**THE PROBLEM**
Where does the string "clipboard" appear? Copy every line of the entries below that holds it.

[start INPUT RECORDS]

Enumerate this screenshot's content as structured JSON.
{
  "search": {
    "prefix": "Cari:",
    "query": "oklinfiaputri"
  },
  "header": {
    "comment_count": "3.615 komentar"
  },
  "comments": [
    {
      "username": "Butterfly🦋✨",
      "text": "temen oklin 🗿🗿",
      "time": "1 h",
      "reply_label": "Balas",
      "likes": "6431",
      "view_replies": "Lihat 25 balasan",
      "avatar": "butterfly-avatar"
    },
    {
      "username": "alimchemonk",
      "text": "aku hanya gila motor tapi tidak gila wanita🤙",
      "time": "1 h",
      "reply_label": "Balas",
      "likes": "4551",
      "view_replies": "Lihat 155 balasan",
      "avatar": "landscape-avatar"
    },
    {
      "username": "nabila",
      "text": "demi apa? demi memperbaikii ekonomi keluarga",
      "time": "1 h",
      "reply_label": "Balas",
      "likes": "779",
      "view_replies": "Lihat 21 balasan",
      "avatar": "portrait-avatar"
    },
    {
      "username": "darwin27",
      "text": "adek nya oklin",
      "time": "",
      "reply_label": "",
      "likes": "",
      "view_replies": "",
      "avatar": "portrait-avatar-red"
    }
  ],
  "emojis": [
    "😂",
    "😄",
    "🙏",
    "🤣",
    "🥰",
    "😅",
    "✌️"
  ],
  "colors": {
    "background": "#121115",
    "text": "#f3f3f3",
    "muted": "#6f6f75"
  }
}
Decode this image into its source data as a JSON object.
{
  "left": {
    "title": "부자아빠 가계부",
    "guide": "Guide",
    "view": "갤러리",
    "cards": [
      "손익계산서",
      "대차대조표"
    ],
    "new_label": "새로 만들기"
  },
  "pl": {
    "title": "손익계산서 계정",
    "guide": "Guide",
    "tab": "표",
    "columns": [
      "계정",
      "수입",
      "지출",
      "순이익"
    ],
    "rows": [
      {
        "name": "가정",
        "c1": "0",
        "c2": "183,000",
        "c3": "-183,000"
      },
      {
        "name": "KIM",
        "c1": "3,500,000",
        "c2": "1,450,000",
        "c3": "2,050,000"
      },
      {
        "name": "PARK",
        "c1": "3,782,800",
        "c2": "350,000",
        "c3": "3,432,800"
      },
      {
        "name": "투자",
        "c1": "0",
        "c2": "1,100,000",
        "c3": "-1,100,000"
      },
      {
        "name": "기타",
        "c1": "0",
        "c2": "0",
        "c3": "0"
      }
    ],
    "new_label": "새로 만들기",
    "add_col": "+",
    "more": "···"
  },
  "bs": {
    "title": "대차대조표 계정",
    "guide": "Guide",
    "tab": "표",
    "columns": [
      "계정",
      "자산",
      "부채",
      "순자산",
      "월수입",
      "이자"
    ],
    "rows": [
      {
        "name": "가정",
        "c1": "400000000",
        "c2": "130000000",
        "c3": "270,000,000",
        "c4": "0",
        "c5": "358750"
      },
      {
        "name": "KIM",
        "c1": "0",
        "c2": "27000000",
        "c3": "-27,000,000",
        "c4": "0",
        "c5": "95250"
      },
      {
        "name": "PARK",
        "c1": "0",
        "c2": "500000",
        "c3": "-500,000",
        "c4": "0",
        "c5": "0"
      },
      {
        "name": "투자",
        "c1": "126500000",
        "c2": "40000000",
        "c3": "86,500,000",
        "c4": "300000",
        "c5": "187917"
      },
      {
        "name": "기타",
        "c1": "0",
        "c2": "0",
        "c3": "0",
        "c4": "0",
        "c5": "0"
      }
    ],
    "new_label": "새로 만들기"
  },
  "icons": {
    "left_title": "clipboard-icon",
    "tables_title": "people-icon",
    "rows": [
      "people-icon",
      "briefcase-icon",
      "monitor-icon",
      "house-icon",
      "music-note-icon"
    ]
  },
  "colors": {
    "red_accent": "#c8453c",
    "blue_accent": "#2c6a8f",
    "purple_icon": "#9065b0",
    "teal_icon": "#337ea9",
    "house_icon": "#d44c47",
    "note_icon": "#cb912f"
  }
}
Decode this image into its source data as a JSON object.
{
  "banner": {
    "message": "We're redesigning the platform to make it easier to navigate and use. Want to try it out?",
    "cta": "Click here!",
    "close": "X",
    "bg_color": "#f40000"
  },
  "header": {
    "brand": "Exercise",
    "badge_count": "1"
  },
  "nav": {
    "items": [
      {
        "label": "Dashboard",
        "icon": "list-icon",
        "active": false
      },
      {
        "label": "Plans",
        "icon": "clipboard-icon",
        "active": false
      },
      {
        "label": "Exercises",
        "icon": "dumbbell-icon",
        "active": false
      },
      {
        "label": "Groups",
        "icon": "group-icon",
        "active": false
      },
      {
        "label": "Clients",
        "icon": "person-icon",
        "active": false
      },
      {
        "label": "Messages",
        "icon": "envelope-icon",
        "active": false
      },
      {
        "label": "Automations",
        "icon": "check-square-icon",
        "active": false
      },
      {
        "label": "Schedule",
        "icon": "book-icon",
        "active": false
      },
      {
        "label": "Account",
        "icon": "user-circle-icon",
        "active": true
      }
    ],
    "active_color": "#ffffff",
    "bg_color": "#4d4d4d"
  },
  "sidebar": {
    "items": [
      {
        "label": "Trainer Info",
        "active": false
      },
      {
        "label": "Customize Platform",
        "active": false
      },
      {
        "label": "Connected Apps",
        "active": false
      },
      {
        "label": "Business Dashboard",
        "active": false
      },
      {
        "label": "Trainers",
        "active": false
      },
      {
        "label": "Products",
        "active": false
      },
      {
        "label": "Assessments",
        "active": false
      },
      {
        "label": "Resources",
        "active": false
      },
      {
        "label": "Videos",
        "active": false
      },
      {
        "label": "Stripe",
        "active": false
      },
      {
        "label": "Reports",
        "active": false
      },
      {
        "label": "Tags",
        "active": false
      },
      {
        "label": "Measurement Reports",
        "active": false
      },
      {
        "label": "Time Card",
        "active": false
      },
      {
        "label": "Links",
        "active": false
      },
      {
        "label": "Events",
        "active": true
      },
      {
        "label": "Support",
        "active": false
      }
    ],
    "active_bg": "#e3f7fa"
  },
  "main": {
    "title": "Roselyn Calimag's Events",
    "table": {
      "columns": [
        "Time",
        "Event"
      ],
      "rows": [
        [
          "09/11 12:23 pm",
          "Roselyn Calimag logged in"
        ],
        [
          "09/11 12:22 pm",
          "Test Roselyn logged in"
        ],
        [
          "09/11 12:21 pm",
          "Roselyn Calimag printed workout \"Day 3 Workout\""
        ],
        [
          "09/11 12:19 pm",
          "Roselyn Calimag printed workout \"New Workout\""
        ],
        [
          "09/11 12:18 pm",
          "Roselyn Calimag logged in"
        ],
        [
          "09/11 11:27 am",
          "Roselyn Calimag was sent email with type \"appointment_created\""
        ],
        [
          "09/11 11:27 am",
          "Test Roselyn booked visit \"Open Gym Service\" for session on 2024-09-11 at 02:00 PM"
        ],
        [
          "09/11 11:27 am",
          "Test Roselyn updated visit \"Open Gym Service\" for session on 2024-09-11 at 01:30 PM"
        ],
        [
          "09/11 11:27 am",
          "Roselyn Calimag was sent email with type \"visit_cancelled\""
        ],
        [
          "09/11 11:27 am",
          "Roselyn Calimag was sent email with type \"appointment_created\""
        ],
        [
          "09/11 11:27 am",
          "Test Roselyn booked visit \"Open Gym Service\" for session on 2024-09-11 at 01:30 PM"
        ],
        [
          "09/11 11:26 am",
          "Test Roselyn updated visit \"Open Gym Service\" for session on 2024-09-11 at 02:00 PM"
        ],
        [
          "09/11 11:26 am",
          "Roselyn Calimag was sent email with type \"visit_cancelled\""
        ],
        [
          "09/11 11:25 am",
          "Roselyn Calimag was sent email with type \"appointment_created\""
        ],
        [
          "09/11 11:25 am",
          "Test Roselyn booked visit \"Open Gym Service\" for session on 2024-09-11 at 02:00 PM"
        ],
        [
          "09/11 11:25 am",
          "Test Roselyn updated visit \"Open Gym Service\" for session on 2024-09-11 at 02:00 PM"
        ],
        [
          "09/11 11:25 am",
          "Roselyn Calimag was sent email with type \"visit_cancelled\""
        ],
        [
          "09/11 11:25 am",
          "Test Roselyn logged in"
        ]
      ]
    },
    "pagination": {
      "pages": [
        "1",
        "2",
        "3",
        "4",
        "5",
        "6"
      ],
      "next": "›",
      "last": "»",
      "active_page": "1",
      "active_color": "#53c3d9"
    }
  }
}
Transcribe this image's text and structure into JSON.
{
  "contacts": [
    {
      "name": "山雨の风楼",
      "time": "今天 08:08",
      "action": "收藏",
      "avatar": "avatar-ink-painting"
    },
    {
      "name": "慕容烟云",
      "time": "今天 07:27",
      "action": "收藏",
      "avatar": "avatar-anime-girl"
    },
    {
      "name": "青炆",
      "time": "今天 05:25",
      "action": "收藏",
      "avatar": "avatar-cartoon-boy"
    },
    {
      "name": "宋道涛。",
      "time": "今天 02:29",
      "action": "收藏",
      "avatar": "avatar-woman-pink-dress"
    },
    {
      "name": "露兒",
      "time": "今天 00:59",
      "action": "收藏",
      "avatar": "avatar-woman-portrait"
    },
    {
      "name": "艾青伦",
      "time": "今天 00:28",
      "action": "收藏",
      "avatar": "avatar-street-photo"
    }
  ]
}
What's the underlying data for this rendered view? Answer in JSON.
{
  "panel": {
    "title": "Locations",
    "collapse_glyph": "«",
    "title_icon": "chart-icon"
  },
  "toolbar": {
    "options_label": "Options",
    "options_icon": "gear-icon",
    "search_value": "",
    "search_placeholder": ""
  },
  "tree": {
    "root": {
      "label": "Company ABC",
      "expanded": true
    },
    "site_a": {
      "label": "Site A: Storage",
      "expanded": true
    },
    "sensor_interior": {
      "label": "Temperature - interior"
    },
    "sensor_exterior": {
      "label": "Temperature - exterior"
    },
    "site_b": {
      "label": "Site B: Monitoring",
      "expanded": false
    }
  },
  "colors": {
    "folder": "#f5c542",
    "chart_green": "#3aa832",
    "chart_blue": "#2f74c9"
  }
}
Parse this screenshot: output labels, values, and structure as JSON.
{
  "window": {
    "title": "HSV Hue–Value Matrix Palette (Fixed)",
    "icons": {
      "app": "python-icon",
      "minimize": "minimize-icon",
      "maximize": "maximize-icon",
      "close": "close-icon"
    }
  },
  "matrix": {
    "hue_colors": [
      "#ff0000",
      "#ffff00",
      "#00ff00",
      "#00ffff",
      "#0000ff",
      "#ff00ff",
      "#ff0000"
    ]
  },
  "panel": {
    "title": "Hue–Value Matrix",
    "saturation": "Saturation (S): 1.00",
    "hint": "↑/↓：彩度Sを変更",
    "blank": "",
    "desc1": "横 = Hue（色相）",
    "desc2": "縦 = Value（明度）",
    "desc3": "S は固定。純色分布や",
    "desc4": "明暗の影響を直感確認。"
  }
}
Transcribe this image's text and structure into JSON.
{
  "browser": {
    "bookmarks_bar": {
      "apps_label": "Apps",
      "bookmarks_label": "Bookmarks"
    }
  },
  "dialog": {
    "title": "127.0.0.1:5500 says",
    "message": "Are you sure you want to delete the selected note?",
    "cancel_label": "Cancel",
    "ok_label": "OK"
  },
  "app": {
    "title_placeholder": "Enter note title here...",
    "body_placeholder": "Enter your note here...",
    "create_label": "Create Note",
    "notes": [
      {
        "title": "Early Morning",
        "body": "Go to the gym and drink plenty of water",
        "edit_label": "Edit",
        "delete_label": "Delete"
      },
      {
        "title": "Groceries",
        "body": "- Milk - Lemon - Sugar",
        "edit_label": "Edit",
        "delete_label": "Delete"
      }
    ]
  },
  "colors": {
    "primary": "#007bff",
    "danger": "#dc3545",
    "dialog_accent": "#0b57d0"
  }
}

[end INPUT RECORDS]

**FULL ANSWER**
    "left_title": "clipboard-icon",
        "icon": "clipboard-icon",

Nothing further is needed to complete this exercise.